[Dataset items]
** start **

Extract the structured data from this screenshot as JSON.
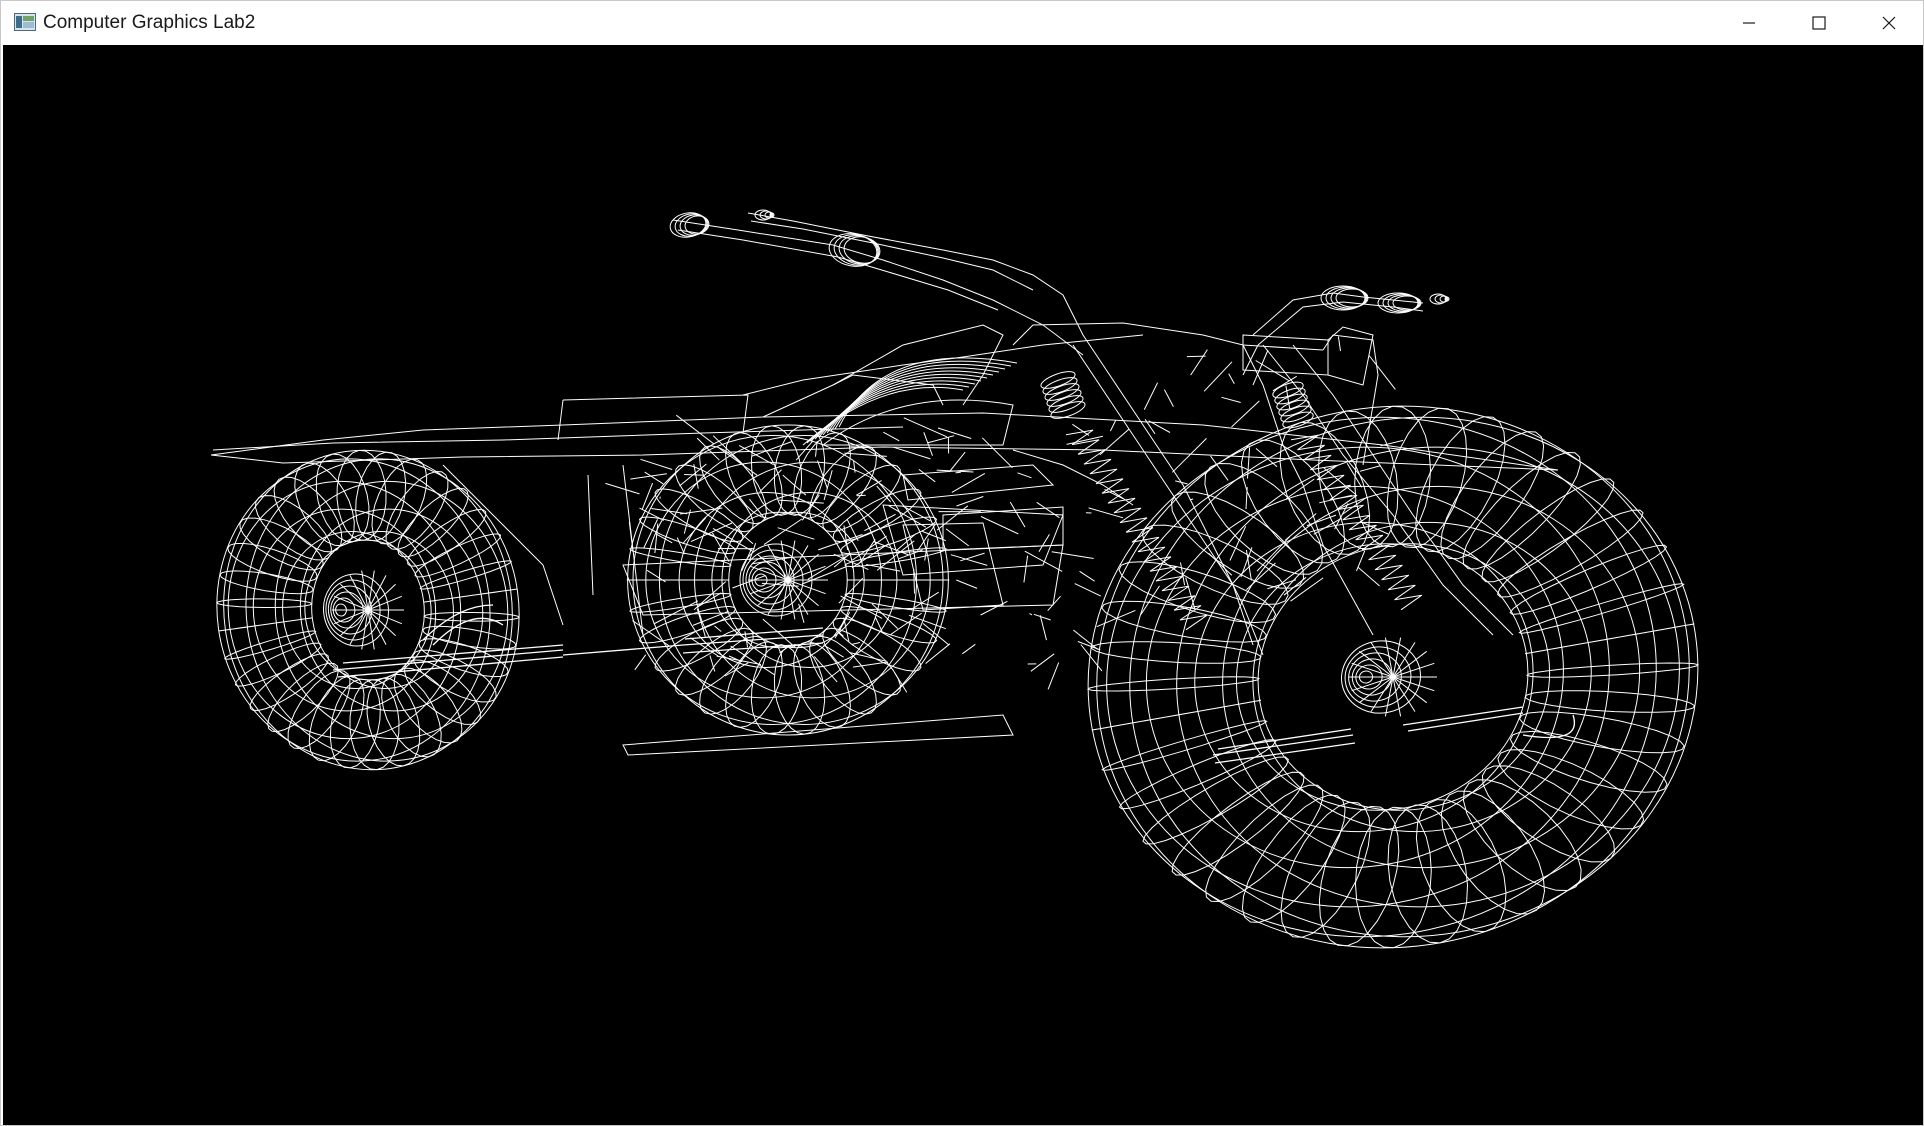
{
  "window": {
    "title": "Computer Graphics Lab2",
    "controls": [
      "minimize",
      "maximize",
      "close"
    ]
  },
  "viewport": {
    "background": "#000000",
    "line_color": "#ffffff",
    "render_mode": "wireframe",
    "model": "motorcycle"
  },
  "icons": {
    "app": "window-app-icon",
    "minimize": "minimize-icon",
    "maximize": "maximize-icon",
    "close": "close-icon"
  }
}
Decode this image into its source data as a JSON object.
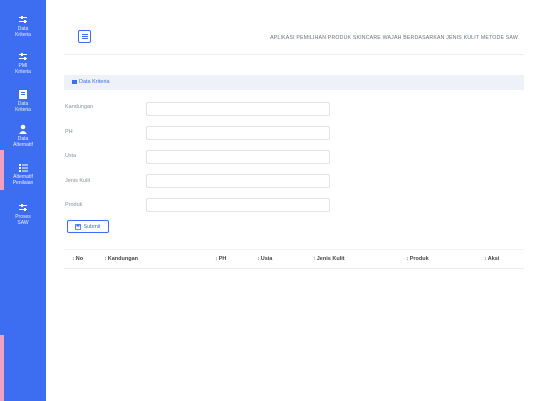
{
  "sidebar": {
    "items": [
      {
        "icon": "sliders-icon",
        "label1": "Data",
        "label2": "Kriteria"
      },
      {
        "icon": "sliders-icon",
        "label1": "PMI",
        "label2": "Kriteria"
      },
      {
        "icon": "clipboard-icon",
        "label1": "Data",
        "label2": "Kriteria"
      },
      {
        "icon": "user-icon",
        "label1": "Data",
        "label2": "Alternatif"
      },
      {
        "icon": "list-icon",
        "label1": "Alternatif",
        "label2": "Penilaian"
      },
      {
        "icon": "sliders-icon",
        "label1": "Proses",
        "label2": "SAW"
      }
    ]
  },
  "header": {
    "title": "APLIKASI PEMILIHAN PRODUK SKINCARE WAJAH BERDASARKAN JENIS KULIT METODE SAW"
  },
  "panel": {
    "title": "Data Kriteria"
  },
  "form": {
    "fields": [
      {
        "label": "Kandungan"
      },
      {
        "label": "PH"
      },
      {
        "label": "Usia"
      },
      {
        "label": "Jenis Kulit"
      },
      {
        "label": "Produk"
      }
    ],
    "submit_label": "Submit"
  },
  "table": {
    "columns": [
      "No",
      "Kandungan",
      "PH",
      "Usia",
      "Jenis Kulit",
      "Produk",
      "Aksi"
    ]
  },
  "colors": {
    "accent": "#3d6df0",
    "panel_bg": "#eef1f7"
  }
}
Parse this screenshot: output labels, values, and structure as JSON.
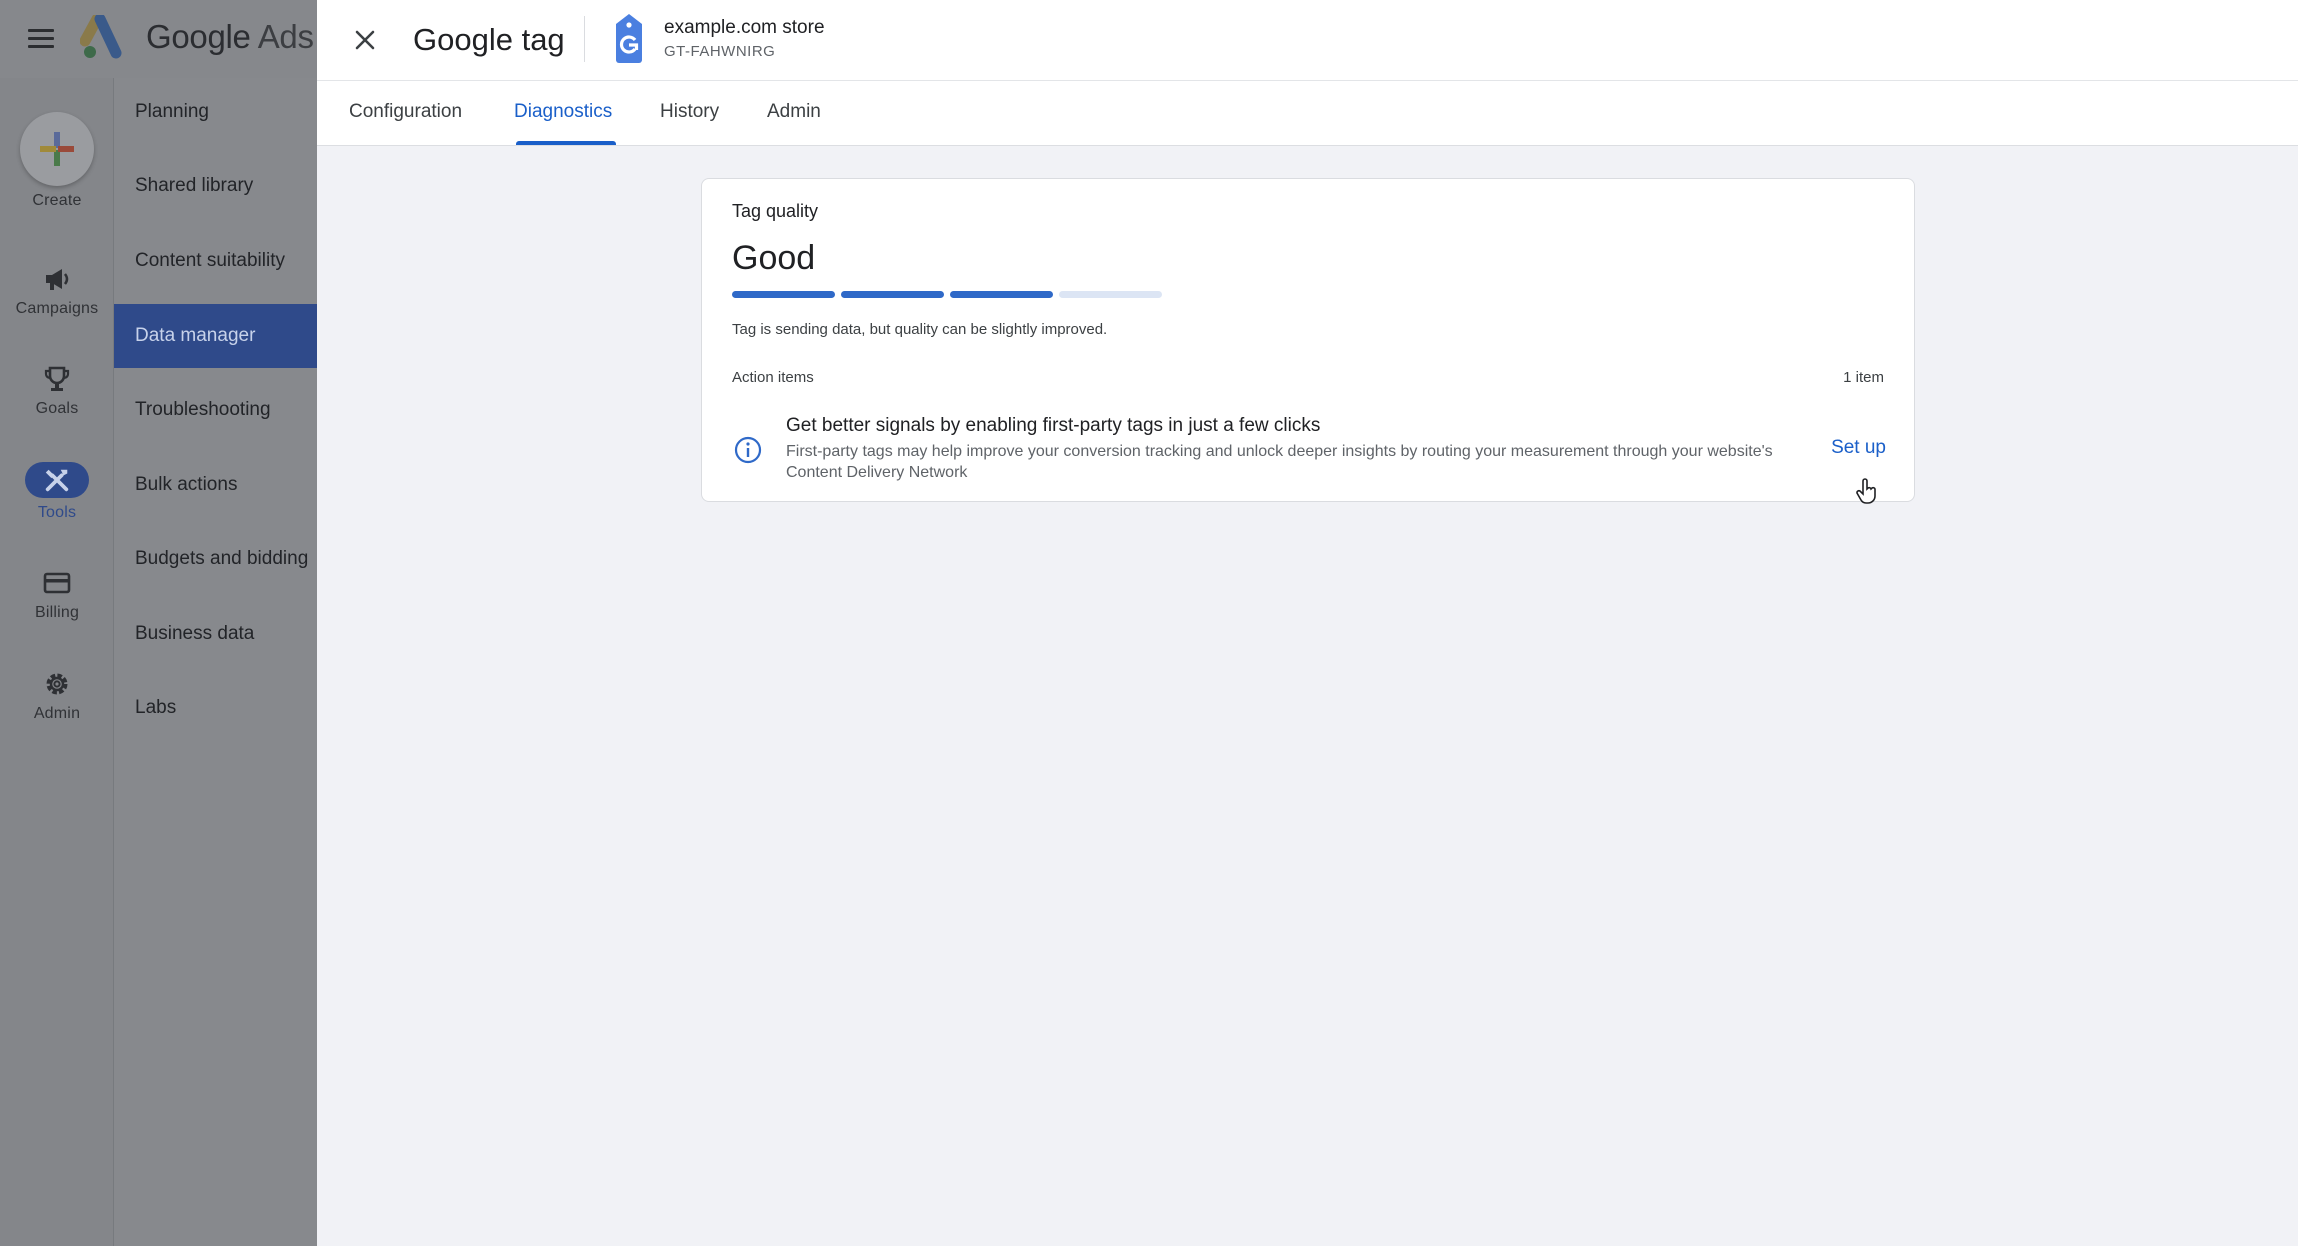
{
  "app": {
    "brand_google": "Google",
    "brand_product": "Ads"
  },
  "rail": {
    "items": [
      {
        "label": "Create",
        "icon": "plus-icon"
      },
      {
        "label": "Campaigns",
        "icon": "megaphone-icon"
      },
      {
        "label": "Goals",
        "icon": "trophy-icon"
      },
      {
        "label": "Tools",
        "icon": "tools-icon",
        "active": true
      },
      {
        "label": "Billing",
        "icon": "credit-card-icon"
      },
      {
        "label": "Admin",
        "icon": "gear-icon"
      }
    ]
  },
  "nav": {
    "items": [
      {
        "label": "Planning"
      },
      {
        "label": "Shared library"
      },
      {
        "label": "Content suitability"
      },
      {
        "label": "Data manager",
        "active": true
      },
      {
        "label": "Troubleshooting"
      },
      {
        "label": "Bulk actions"
      },
      {
        "label": "Budgets and bidding"
      },
      {
        "label": "Business data"
      },
      {
        "label": "Labs"
      }
    ]
  },
  "header": {
    "title": "Google tag",
    "store_name": "example.com store",
    "store_id": "GT-FAHWNIRG",
    "tag_icon": "google-tag-icon"
  },
  "tabs": [
    {
      "label": "Configuration"
    },
    {
      "label": "Diagnostics",
      "active": true
    },
    {
      "label": "History"
    },
    {
      "label": "Admin"
    }
  ],
  "card": {
    "label": "Tag quality",
    "value": "Good",
    "quality_level": 3,
    "quality_max": 4,
    "description": "Tag is sending data, but quality can be slightly improved.",
    "action_items_label": "Action items",
    "action_items_count": "1 item",
    "action": {
      "icon": "info-icon",
      "title": "Get better signals by enabling first-party tags in just a few clicks",
      "description": "First-party tags may help improve your conversion tracking and unlock deeper insights by routing your measurement through your website's Content Delivery Network",
      "link": "Set up"
    }
  },
  "colors": {
    "accent": "#1a5fc9",
    "bar_on": "#2f69c8",
    "bar_off": "#dce5f4",
    "nav_active": "#2f4a8a"
  }
}
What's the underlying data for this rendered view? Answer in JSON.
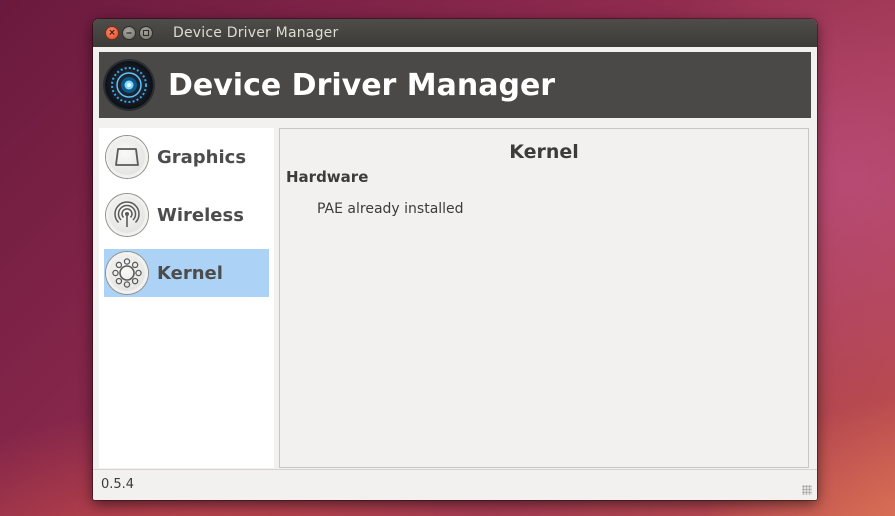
{
  "window": {
    "title": "Device Driver Manager",
    "close_glyph": "×"
  },
  "banner": {
    "title": "Device Driver Manager",
    "logo_icon": "driver-manager-logo-icon"
  },
  "sidebar": {
    "items": [
      {
        "label": "Graphics",
        "icon": "monitor-icon",
        "selected": false
      },
      {
        "label": "Wireless",
        "icon": "wireless-signal-icon",
        "selected": false
      },
      {
        "label": "Kernel",
        "icon": "kernel-chip-icon",
        "selected": true
      }
    ]
  },
  "content": {
    "title": "Kernel",
    "section": "Hardware",
    "status": "PAE already installed"
  },
  "statusbar": {
    "version": "0.5.4"
  },
  "colors": {
    "selection": "#acd2f5",
    "banner_bg": "#4a4947",
    "titlebar_bg": "#3c3b37",
    "close_button": "#e4522b"
  }
}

** end **

> WORK TO DO
Identify how many lines in the entries above contain the word "this" and provide only that figure.

> ANSWER TO THE PROBLEM
4